Search the records for the word "через" and pick out every line that has it.
───
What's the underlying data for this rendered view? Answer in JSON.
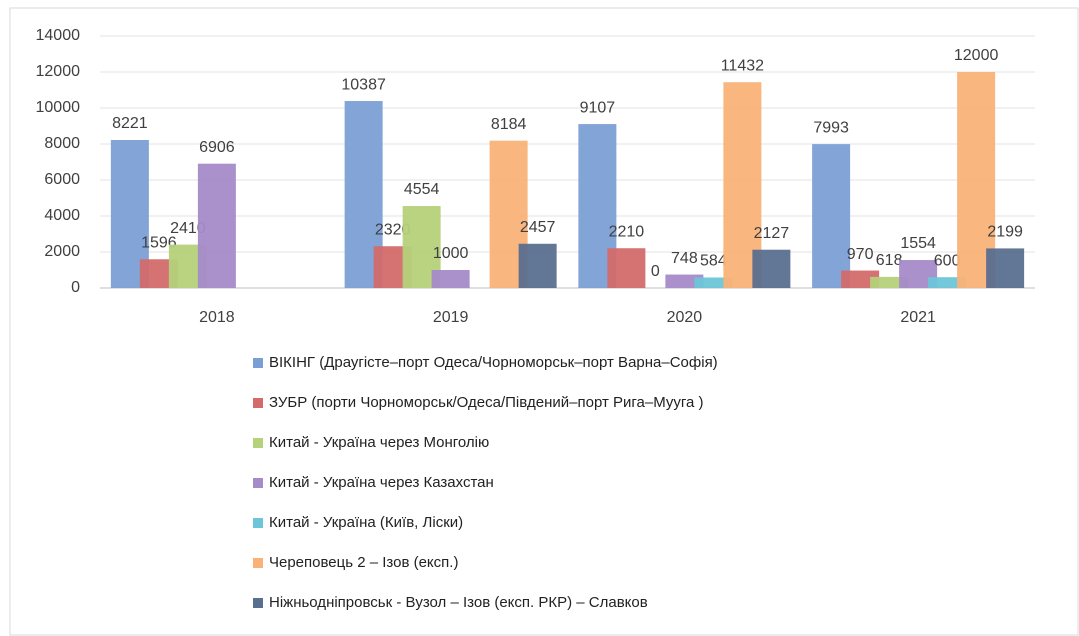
{
  "chart_data": {
    "type": "bar",
    "categories": [
      "2018",
      "2019",
      "2020",
      "2021"
    ],
    "series": [
      {
        "name": "ВІКІНГ (Драугісте–порт Одеса/Чорноморськ–порт Варна–Софія)",
        "color": "#7b9fd4",
        "values": [
          8221,
          10387,
          9107,
          7993
        ]
      },
      {
        "name": "ЗУБР (порти Чорноморськ/Одеса/Південий–порт Рига–Мууга )",
        "color": "#d36b6b",
        "values": [
          1596,
          2320,
          2210,
          970
        ]
      },
      {
        "name": "Китай - Україна через Монголію",
        "color": "#b5d17a",
        "values": [
          2410,
          4554,
          0,
          618
        ]
      },
      {
        "name": "Китай - Україна через Казахстан",
        "color": "#a58bc8",
        "values": [
          6906,
          1000,
          748,
          1554
        ]
      },
      {
        "name": "Китай - Україна (Київ, Ліски)",
        "color": "#6cc5d8",
        "values": [
          null,
          null,
          584,
          600
        ]
      },
      {
        "name": "Череповець 2 – Ізов (експ.)",
        "color": "#f9b277",
        "values": [
          null,
          8184,
          11432,
          12000
        ]
      },
      {
        "name": "Ніжньодніпровськ - Вузол – Ізов (експ. РКР) – Славков",
        "color": "#5a6f8f",
        "values": [
          null,
          2457,
          2127,
          2199
        ]
      }
    ],
    "ylim": [
      0,
      14000
    ],
    "yticks": [
      0,
      2000,
      4000,
      6000,
      8000,
      10000,
      12000,
      14000
    ],
    "grid": true,
    "legend": "bottom"
  }
}
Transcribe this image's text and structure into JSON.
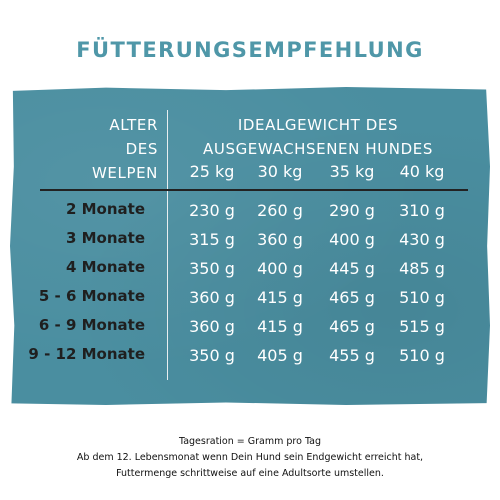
{
  "title": "FÜTTERUNGSEMPFEHLUNG",
  "header": {
    "age_line1": "ALTER",
    "age_line2": "DES",
    "age_line3": "WELPEN",
    "weight_line1": "IDEALGEWICHT DES",
    "weight_line2": "AUSGEWACHSENEN HUNDES"
  },
  "weights": [
    "25 kg",
    "30 kg",
    "35 kg",
    "40 kg"
  ],
  "rows": [
    {
      "age": "2 Monate",
      "values": [
        "230 g",
        "260 g",
        "290 g",
        "310 g"
      ]
    },
    {
      "age": "3 Monate",
      "values": [
        "315 g",
        "360 g",
        "400 g",
        "430 g"
      ]
    },
    {
      "age": "4 Monate",
      "values": [
        "350 g",
        "400 g",
        "445 g",
        "485 g"
      ]
    },
    {
      "age": "5 - 6 Monate",
      "values": [
        "360 g",
        "415 g",
        "465 g",
        "510 g"
      ]
    },
    {
      "age": "6 - 9 Monate",
      "values": [
        "360 g",
        "415 g",
        "465 g",
        "515 g"
      ]
    },
    {
      "age": "9 - 12 Monate",
      "values": [
        "350 g",
        "405 g",
        "455 g",
        "510 g"
      ]
    }
  ],
  "footer": {
    "line1": "Tagesration = Gramm pro Tag",
    "line2": "Ab dem 12. Lebensmonat wenn Dein Hund sein Endgewicht erreicht hat,",
    "line3": "Futtermenge schrittweise auf eine Adultsorte umstellen."
  },
  "colors": {
    "title": "#4f97a8",
    "card_background": "#4a8ea0",
    "header_text": "#ffffff",
    "age_text": "#1f1f1f",
    "divider": "#222222"
  }
}
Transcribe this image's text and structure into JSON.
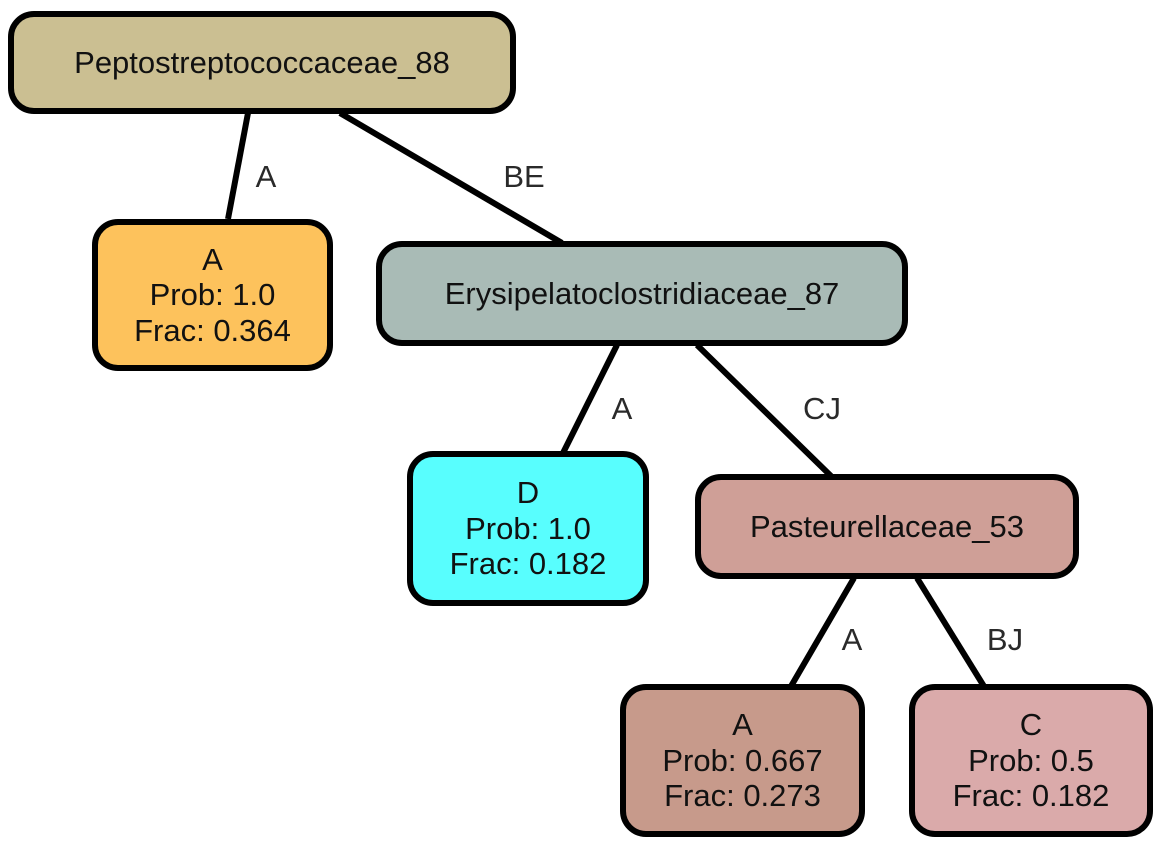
{
  "nodes": {
    "root": {
      "name": "Peptostreptococcaceae_88",
      "color": "#cbbf92"
    },
    "leaf_a1": {
      "label": "A",
      "prob": "Prob: 1.0",
      "frac": "Frac: 0.364",
      "color": "#fdc25c"
    },
    "ery": {
      "name": "Erysipelatoclostridiaceae_87",
      "color": "#a9bbb6"
    },
    "leaf_d": {
      "label": "D",
      "prob": "Prob: 1.0",
      "frac": "Frac: 0.182",
      "color": "#58fefe"
    },
    "past": {
      "name": "Pasteurellaceae_53",
      "color": "#cf9f97"
    },
    "leaf_a2": {
      "label": "A",
      "prob": "Prob: 0.667",
      "frac": "Frac: 0.273",
      "color": "#c79a8b"
    },
    "leaf_c": {
      "label": "C",
      "prob": "Prob: 0.5",
      "frac": "Frac: 0.182",
      "color": "#daaaaa"
    }
  },
  "edges": {
    "root_a1": "A",
    "root_ery": "BE",
    "ery_d": "A",
    "ery_past": "CJ",
    "past_a2": "A",
    "past_c": "BJ"
  }
}
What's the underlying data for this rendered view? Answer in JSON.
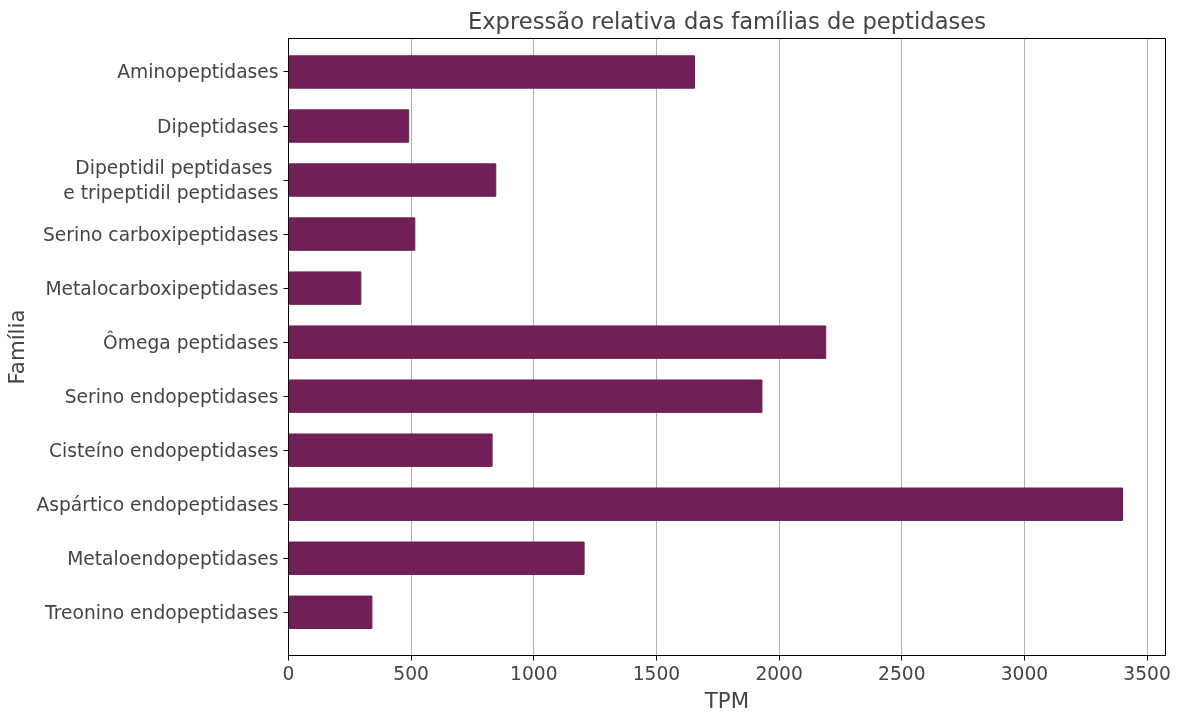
{
  "chart_data": {
    "type": "bar",
    "orientation": "horizontal",
    "title": "Expressão relativa das famílias de peptidases",
    "xlabel": "TPM",
    "ylabel": "Família",
    "categories": [
      "Aminopeptidases",
      "Dipeptidases",
      "Dipeptidil peptidases \ne tripeptidil peptidases",
      "Serino carboxipeptidases",
      "Metalocarboxipeptidases",
      "Ômega peptidases",
      "Serino endopeptidases",
      "Cisteíno endopeptidases",
      "Aspártico endopeptidases",
      "Metaloendopeptidases",
      "Treonino endopeptidases"
    ],
    "values": [
      1655,
      490,
      845,
      515,
      295,
      2190,
      1930,
      830,
      3400,
      1205,
      340
    ],
    "color": "#701f57",
    "xlim": [
      0,
      3575
    ],
    "xticks": [
      0,
      500,
      1000,
      1500,
      2000,
      2500,
      3000,
      3500
    ],
    "grid": "x"
  }
}
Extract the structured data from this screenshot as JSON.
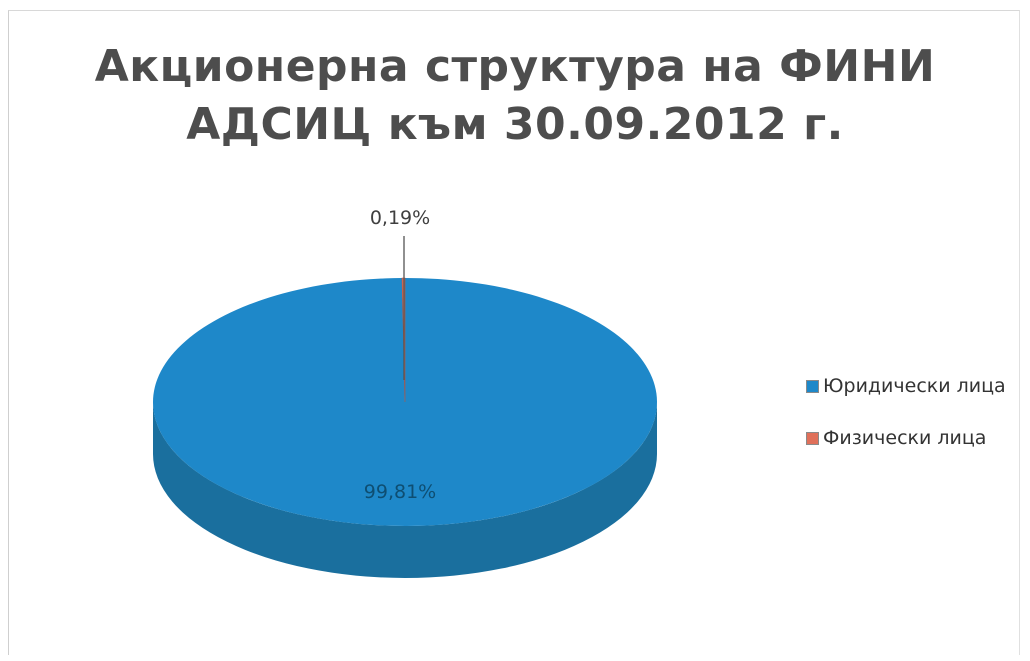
{
  "chart_data": {
    "type": "pie",
    "title": "Акционерна структура на ФИНИ АДСИЦ към 30.09.2012 г.",
    "title_lines": [
      "Акционерна структура на ФИНИ",
      "АДСИЦ към 30.09.2012 г."
    ],
    "style": "3d",
    "legend_position": "right",
    "slices": [
      {
        "label": "Юридически лица",
        "value": 99.81,
        "data_label": "99,81%",
        "color": "#1e88c9",
        "side_color": "#1a6f9e"
      },
      {
        "label": "Физически лица",
        "value": 0.19,
        "data_label": "0,19%",
        "color": "#e0705a",
        "side_color": "#a84c3c"
      }
    ]
  }
}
───
Answer to this problem:
        "name": "Китай - Україна через Монголію",
        "name": "Китай - Україна через Казахстан",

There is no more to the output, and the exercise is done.